= WRITTEN PROBLEM =
State the number of lines where "мира" appears. Add nothing else.

= RECORDS TO PROCESS =
+++++

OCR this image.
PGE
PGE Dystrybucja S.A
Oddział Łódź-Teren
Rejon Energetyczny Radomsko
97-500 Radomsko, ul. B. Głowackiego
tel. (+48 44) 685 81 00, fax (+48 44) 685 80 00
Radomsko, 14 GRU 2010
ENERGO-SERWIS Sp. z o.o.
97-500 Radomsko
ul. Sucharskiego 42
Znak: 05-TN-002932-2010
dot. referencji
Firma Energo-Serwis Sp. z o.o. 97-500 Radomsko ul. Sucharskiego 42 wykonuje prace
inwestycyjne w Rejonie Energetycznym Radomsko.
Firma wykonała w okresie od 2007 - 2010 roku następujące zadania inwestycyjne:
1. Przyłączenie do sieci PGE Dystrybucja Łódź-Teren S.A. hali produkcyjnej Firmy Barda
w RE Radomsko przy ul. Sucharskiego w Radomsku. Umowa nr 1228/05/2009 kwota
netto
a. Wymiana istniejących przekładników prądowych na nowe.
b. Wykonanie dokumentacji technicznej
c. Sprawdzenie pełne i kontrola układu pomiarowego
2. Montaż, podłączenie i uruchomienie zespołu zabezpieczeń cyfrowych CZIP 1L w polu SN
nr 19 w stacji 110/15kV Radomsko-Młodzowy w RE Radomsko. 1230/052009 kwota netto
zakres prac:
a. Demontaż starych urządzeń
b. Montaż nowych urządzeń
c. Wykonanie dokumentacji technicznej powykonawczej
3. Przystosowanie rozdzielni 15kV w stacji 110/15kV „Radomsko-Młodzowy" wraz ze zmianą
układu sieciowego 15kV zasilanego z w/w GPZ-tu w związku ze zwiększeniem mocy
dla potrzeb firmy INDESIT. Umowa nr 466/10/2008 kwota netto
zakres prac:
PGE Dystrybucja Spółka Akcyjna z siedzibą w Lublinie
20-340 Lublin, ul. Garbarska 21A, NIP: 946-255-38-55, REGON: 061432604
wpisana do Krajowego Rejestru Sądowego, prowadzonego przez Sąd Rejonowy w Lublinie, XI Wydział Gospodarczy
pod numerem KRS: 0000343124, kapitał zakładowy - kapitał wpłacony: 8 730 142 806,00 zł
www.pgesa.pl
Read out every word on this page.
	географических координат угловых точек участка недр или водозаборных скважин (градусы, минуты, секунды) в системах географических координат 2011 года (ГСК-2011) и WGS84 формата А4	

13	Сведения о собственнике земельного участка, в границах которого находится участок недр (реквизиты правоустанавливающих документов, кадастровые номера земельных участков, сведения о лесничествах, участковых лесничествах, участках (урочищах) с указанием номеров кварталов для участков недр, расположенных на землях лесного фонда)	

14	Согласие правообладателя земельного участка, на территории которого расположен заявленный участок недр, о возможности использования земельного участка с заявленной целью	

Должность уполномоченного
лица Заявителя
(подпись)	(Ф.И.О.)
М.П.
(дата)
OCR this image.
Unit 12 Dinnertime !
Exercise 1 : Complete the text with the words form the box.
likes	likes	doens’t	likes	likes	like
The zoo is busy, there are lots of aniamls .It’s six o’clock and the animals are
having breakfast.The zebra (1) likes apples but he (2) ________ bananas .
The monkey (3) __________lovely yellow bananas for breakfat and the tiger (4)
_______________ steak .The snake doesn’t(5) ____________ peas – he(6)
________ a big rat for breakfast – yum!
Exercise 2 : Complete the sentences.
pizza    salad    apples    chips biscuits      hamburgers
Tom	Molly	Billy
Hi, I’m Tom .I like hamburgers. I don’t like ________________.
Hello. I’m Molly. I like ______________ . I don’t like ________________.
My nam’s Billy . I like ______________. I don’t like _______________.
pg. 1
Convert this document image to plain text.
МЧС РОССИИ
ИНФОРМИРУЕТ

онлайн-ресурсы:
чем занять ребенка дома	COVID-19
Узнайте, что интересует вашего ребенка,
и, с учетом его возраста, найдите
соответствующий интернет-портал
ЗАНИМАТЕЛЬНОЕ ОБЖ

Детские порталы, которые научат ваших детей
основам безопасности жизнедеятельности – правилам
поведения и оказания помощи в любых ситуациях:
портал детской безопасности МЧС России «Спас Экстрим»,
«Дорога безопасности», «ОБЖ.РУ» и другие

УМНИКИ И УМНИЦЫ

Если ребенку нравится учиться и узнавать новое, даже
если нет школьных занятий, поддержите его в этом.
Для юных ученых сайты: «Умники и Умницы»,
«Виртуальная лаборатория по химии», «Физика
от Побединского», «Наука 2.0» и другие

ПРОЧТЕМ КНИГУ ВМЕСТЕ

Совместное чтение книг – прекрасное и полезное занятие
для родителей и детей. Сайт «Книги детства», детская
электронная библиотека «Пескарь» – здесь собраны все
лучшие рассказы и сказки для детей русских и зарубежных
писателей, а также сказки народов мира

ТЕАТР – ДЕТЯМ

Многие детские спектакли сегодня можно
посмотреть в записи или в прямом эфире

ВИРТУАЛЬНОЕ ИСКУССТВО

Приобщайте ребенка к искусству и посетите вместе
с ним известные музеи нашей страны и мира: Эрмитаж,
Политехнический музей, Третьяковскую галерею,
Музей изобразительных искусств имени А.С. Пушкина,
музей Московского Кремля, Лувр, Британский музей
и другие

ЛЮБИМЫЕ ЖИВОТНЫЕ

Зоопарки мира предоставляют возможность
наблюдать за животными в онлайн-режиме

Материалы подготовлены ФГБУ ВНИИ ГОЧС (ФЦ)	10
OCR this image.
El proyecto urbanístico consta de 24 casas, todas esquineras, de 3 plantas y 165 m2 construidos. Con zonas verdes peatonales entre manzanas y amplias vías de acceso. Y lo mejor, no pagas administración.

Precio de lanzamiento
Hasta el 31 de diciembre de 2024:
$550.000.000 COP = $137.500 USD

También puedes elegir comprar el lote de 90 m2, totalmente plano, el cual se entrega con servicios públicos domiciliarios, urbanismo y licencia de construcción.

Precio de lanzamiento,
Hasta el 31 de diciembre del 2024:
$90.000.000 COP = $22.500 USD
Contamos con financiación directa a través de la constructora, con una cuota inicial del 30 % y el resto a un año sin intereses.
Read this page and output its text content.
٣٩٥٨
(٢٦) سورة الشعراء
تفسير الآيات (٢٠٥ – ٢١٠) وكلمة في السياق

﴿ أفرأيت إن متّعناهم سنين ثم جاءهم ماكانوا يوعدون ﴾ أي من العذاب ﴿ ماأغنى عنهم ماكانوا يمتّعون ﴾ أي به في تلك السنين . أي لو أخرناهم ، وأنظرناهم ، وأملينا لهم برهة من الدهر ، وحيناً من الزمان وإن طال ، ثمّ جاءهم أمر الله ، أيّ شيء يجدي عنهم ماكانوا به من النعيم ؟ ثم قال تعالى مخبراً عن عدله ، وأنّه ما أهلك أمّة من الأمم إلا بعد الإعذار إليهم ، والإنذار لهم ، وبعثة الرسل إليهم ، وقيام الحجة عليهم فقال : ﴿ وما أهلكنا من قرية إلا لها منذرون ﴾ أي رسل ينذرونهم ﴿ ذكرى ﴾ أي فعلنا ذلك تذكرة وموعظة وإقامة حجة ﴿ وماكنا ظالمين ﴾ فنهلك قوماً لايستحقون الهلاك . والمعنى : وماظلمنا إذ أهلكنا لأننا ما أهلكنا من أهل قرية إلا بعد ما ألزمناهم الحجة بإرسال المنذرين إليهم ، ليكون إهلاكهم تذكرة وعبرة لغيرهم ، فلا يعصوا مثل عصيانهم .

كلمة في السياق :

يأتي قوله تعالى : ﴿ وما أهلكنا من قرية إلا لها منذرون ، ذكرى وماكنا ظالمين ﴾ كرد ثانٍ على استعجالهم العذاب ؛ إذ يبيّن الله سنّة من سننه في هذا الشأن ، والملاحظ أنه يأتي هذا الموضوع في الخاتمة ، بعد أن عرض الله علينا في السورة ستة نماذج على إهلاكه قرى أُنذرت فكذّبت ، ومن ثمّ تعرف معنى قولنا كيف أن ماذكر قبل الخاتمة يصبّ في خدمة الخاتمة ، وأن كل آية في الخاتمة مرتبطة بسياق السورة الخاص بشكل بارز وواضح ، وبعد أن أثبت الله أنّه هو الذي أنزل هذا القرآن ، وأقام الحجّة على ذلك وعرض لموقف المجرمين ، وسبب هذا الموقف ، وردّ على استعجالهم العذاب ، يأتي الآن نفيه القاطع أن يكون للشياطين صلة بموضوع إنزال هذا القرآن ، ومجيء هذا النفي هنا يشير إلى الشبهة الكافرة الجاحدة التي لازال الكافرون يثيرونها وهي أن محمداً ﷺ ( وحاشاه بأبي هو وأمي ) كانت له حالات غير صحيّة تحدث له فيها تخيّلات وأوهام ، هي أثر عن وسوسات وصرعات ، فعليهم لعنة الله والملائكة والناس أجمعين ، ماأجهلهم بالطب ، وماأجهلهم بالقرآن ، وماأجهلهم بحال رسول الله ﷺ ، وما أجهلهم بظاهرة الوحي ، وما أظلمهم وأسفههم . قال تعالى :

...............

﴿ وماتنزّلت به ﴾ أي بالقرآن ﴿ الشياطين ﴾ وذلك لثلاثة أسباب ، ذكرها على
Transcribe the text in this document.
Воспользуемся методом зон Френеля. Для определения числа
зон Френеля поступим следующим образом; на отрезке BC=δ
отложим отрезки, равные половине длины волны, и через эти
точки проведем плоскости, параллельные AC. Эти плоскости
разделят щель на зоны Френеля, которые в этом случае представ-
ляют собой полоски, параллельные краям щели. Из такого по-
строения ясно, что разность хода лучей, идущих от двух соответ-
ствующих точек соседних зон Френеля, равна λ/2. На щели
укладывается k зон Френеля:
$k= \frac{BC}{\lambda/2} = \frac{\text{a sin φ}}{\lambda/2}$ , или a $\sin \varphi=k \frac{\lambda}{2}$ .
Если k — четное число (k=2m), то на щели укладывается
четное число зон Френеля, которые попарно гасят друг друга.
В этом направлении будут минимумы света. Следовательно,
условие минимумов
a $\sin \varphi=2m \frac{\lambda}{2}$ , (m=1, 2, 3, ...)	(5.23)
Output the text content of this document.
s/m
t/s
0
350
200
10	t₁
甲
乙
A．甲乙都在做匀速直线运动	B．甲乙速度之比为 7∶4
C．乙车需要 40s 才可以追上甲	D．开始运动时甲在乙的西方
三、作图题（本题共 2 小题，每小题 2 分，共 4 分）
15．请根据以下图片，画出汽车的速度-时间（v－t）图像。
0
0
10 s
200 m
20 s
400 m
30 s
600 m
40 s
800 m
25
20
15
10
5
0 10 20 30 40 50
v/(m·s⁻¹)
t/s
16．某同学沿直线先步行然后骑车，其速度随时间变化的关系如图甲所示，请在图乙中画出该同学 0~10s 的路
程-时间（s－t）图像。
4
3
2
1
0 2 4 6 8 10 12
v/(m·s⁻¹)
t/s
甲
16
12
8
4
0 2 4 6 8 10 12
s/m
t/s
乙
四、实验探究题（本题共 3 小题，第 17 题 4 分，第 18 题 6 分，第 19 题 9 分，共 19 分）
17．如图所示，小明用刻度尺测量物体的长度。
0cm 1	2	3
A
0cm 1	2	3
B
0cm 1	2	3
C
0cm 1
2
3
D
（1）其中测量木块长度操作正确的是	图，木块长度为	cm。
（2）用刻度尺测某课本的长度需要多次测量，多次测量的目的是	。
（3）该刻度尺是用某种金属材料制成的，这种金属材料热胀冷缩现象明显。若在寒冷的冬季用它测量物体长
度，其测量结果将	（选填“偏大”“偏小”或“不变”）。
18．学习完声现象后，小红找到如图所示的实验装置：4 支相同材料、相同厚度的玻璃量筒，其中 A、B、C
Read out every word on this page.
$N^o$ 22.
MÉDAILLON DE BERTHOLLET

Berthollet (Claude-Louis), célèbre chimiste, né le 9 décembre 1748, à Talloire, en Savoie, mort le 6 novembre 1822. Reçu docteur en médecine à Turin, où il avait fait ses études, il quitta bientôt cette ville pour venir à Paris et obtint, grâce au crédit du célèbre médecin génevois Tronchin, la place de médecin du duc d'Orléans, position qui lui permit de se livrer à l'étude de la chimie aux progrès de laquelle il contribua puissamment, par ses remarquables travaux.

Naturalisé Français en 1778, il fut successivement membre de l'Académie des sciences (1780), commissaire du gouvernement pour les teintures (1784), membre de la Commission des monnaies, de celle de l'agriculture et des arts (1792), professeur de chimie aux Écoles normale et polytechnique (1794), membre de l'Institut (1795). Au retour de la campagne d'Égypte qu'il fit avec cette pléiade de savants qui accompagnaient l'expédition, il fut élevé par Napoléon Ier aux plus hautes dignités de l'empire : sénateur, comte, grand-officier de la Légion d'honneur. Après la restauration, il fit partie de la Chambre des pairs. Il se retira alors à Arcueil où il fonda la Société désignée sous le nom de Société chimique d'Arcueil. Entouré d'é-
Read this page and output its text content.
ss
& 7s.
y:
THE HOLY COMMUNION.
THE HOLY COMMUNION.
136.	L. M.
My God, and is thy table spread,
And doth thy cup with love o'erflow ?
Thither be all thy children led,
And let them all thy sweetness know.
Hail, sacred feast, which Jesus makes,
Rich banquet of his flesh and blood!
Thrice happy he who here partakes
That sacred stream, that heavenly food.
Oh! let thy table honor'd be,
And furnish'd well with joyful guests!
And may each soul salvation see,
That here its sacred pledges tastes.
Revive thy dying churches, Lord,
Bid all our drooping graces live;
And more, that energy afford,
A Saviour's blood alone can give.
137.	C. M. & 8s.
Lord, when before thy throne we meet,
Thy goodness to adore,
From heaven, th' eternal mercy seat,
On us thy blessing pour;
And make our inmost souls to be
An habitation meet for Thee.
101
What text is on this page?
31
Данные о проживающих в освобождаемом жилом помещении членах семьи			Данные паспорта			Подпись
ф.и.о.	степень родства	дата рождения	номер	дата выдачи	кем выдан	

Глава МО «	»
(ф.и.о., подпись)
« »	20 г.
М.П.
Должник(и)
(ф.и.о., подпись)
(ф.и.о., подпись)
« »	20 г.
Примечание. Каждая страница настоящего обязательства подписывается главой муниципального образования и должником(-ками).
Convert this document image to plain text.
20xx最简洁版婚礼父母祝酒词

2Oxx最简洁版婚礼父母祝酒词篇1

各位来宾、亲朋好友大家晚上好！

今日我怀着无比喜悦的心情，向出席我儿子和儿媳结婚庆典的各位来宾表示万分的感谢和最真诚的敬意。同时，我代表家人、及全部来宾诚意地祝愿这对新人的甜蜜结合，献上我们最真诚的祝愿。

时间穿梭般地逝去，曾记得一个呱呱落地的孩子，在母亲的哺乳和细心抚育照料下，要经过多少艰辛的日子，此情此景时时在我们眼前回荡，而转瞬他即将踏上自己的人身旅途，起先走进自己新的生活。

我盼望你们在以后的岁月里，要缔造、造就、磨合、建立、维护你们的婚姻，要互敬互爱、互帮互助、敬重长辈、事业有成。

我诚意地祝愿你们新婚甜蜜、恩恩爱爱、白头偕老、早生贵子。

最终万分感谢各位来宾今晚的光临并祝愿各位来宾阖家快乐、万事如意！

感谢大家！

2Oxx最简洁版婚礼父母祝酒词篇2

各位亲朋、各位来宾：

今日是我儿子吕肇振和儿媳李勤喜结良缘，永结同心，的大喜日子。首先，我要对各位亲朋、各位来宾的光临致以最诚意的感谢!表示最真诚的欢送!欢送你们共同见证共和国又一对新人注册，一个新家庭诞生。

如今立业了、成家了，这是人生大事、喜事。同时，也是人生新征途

+++++

= RESPONSE TO THIS TASK =
3